(Saved entries)
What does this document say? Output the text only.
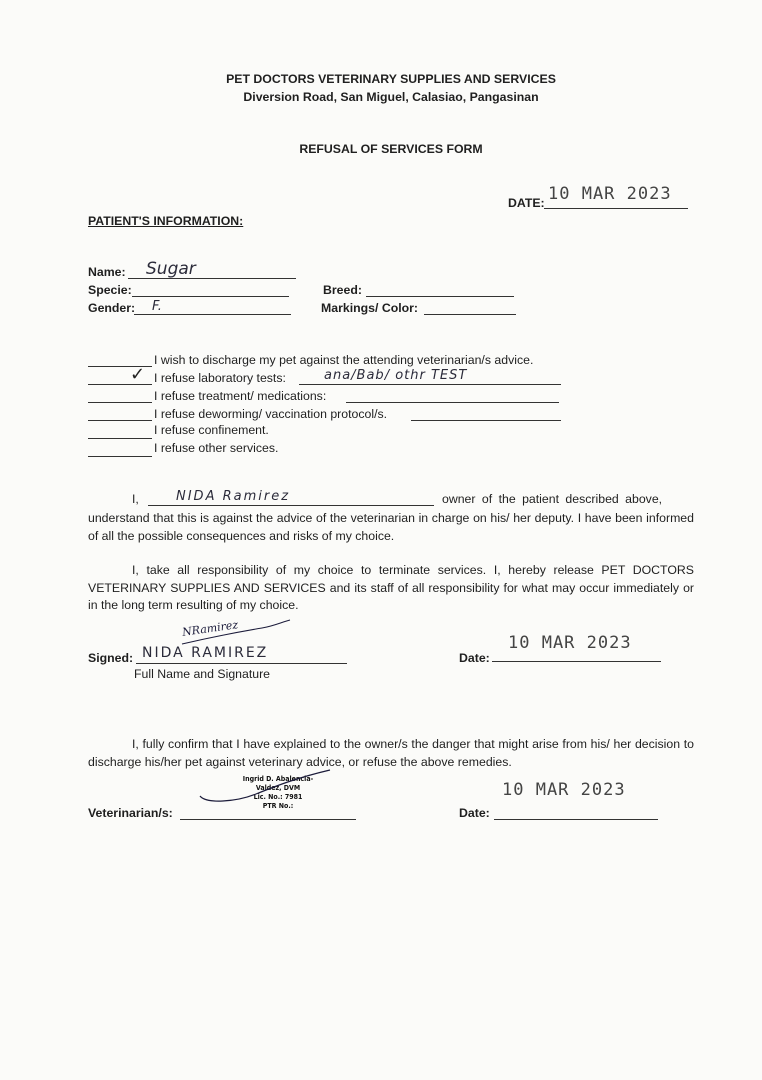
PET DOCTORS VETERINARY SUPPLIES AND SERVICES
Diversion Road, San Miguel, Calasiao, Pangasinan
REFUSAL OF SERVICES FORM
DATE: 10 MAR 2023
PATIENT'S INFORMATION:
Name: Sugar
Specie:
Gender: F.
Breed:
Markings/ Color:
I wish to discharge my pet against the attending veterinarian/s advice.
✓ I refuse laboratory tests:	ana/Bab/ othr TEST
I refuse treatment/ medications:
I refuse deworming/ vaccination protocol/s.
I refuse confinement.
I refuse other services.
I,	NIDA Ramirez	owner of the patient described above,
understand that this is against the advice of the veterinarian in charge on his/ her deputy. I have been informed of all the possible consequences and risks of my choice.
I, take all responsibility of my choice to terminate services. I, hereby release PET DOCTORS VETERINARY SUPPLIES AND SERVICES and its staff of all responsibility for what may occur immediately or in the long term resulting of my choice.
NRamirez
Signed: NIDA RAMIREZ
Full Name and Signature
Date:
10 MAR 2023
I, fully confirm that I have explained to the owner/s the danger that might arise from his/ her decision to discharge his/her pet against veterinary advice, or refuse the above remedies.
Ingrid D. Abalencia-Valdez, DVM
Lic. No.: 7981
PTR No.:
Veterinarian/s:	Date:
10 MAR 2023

→ Set task:
Reproduce every entry word for word, but skip any pictures.

→ Exercise solution:
What does this document say? Output the text only.
PET DOCTORS VETERINARY SUPPLIES AND SERVICES
Diversion Road, San Miguel, Calasiao, Pangasinan
REFUSAL OF SERVICES FORM
DATE: 10 MAR 2023
PATIENT'S INFORMATION:
Name: Sugar
Specie:
Gender: F.
Breed:
Markings/ Color:
I wish to discharge my pet against the attending veterinarian/s advice.
✓ I refuse laboratory tests:	ana/Bab/ othr TEST
I refuse treatment/ medications:
I refuse deworming/ vaccination protocol/s.
I refuse confinement.
I refuse other services.
I,	NIDA Ramirez	owner of the patient described above,
understand that this is against the advice of the veterinarian in charge on his/ her deputy. I have been informed of all the possible consequences and risks of my choice.
I, take all responsibility of my choice to terminate services. I, hereby release PET DOCTORS VETERINARY SUPPLIES AND SERVICES and its staff of all responsibility for what may occur immediately or in the long term resulting of my choice.
NRamirez
Signed: NIDA RAMIREZ
Full Name and Signature
Date:
10 MAR 2023
I, fully confirm that I have explained to the owner/s the danger that might arise from his/ her decision to discharge his/her pet against veterinary advice, or refuse the above remedies.
Ingrid D. Abalencia-Valdez, DVM
Lic. No.: 7981
PTR No.:
Veterinarian/s:	Date:
10 MAR 2023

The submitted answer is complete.